▶ [Task statement]:
Write each line out again exactly as written.

▶ [Data lines]:
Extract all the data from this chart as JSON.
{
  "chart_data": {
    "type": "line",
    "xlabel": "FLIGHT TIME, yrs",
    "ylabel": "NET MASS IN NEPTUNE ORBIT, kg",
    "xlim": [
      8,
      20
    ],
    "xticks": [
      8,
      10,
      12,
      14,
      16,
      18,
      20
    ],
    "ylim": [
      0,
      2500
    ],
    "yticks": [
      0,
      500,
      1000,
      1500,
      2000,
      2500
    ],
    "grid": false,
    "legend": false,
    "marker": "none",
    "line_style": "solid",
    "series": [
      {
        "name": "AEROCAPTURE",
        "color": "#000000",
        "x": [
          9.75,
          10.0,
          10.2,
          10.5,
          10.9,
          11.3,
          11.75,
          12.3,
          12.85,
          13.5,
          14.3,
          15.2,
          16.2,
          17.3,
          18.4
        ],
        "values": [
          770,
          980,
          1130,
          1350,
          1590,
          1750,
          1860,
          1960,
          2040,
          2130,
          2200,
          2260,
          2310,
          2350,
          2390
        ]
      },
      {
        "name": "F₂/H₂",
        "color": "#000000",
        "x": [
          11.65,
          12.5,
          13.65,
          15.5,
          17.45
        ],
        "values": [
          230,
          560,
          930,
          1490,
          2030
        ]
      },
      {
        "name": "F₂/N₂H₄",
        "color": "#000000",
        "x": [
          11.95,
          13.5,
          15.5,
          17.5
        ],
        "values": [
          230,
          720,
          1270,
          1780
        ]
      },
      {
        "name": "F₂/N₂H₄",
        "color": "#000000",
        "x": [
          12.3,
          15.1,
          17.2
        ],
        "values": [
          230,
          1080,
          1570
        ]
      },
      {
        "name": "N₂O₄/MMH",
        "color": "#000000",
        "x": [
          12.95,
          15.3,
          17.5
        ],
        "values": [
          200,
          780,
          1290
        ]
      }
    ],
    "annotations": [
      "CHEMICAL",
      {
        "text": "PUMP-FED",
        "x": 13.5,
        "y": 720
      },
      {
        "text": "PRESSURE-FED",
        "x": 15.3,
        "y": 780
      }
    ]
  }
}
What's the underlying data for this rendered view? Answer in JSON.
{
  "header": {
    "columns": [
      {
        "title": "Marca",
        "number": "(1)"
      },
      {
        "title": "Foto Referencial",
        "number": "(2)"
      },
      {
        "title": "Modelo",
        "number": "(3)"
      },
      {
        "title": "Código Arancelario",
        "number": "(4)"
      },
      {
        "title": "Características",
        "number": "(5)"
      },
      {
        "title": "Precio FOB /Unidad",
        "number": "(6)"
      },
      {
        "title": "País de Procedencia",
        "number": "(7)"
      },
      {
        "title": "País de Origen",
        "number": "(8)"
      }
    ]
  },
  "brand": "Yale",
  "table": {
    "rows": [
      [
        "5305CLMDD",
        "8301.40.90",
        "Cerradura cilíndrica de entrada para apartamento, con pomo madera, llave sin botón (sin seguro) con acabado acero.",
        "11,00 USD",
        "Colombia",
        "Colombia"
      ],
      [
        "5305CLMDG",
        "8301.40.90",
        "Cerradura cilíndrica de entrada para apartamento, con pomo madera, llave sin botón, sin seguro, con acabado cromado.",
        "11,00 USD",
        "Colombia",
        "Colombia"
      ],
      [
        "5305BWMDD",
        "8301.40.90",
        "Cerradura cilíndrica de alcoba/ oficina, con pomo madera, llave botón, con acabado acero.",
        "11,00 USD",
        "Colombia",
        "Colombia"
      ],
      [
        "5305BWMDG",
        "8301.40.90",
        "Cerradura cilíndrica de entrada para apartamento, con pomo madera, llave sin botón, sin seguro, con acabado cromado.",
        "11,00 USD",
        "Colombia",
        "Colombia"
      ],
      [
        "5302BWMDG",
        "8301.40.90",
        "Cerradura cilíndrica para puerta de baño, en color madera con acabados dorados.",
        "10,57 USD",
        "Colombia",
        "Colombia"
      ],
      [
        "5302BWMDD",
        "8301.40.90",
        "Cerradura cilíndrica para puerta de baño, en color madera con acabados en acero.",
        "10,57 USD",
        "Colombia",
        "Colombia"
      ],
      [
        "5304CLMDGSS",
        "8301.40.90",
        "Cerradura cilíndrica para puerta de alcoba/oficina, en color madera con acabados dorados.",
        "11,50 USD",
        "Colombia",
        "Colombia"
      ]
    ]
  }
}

▶ [Finished answer]:
Extract all the data from this chart as JSON.
{
  "chart_data": {
    "type": "line",
    "xlabel": "FLIGHT TIME, yrs",
    "ylabel": "NET MASS IN NEPTUNE ORBIT, kg",
    "xlim": [
      8,
      20
    ],
    "xticks": [
      8,
      10,
      12,
      14,
      16,
      18,
      20
    ],
    "ylim": [
      0,
      2500
    ],
    "yticks": [
      0,
      500,
      1000,
      1500,
      2000,
      2500
    ],
    "grid": false,
    "legend": false,
    "marker": "none",
    "line_style": "solid",
    "series": [
      {
        "name": "AEROCAPTURE",
        "color": "#000000",
        "x": [
          9.75,
          10.0,
          10.2,
          10.5,
          10.9,
          11.3,
          11.75,
          12.3,
          12.85,
          13.5,
          14.3,
          15.2,
          16.2,
          17.3,
          18.4
        ],
        "values": [
          770,
          980,
          1130,
          1350,
          1590,
          1750,
          1860,
          1960,
          2040,
          2130,
          2200,
          2260,
          2310,
          2350,
          2390
        ]
      },
      {
        "name": "F₂/H₂",
        "color": "#000000",
        "x": [
          11.65,
          12.5,
          13.65,
          15.5,
          17.45
        ],
        "values": [
          230,
          560,
          930,
          1490,
          2030
        ]
      },
      {
        "name": "F₂/N₂H₄",
        "color": "#000000",
        "x": [
          11.95,
          13.5,
          15.5,
          17.5
        ],
        "values": [
          230,
          720,
          1270,
          1780
        ]
      },
      {
        "name": "F₂/N₂H₄",
        "color": "#000000",
        "x": [
          12.3,
          15.1,
          17.2
        ],
        "values": [
          230,
          1080,
          1570
        ]
      },
      {
        "name": "N₂O₄/MMH",
        "color": "#000000",
        "x": [
          12.95,
          15.3,
          17.5
        ],
        "values": [
          200,
          780,
          1290
        ]
      }
    ],
    "annotations": [
      "CHEMICAL",
      {
        "text": "PUMP-FED",
        "x": 13.5,
        "y": 720
      },
      {
        "text": "PRESSURE-FED",
        "x": 15.3,
        "y": 780
      }
    ]
  }
}
What's the underlying data for this rendered view? Answer in JSON.
{
  "header": {
    "columns": [
      {
        "title": "Marca",
        "number": "(1)"
      },
      {
        "title": "Foto Referencial",
        "number": "(2)"
      },
      {
        "title": "Modelo",
        "number": "(3)"
      },
      {
        "title": "Código Arancelario",
        "number": "(4)"
      },
      {
        "title": "Características",
        "number": "(5)"
      },
      {
        "title": "Precio FOB /Unidad",
        "number": "(6)"
      },
      {
        "title": "País de Procedencia",
        "number": "(7)"
      },
      {
        "title": "País de Origen",
        "number": "(8)"
      }
    ]
  },
  "brand": "Yale",
  "table": {
    "rows": [
      [
        "5305CLMDD",
        "8301.40.90",
        "Cerradura cilíndrica de entrada para apartamento, con pomo madera, llave sin botón (sin seguro) con acabado acero.",
        "11,00 USD",
        "Colombia",
        "Colombia"
      ],
      [
        "5305CLMDG",
        "8301.40.90",
        "Cerradura cilíndrica de entrada para apartamento, con pomo madera, llave sin botón, sin seguro, con acabado cromado.",
        "11,00 USD",
        "Colombia",
        "Colombia"
      ],
      [
        "5305BWMDD",
        "8301.40.90",
        "Cerradura cilíndrica de alcoba/ oficina, con pomo madera, llave botón, con acabado acero.",
        "11,00 USD",
        "Colombia",
        "Colombia"
      ],
      [
        "5305BWMDG",
        "8301.40.90",
        "Cerradura cilíndrica de entrada para apartamento, con pomo madera, llave sin botón, sin seguro, con acabado cromado.",
        "11,00 USD",
        "Colombia",
        "Colombia"
      ],
      [
        "5302BWMDG",
        "8301.40.90",
        "Cerradura cilíndrica para puerta de baño, en color madera con acabados dorados.",
        "10,57 USD",
        "Colombia",
        "Colombia"
      ],
      [
        "5302BWMDD",
        "8301.40.90",
        "Cerradura cilíndrica para puerta de baño, en color madera con acabados en acero.",
        "10,57 USD",
        "Colombia",
        "Colombia"
      ],
      [
        "5304CLMDGSS",
        "8301.40.90",
        "Cerradura cilíndrica para puerta de alcoba/oficina, en color madera con acabados dorados.",
        "11,50 USD",
        "Colombia",
        "Colombia"
      ]
    ]
  }
}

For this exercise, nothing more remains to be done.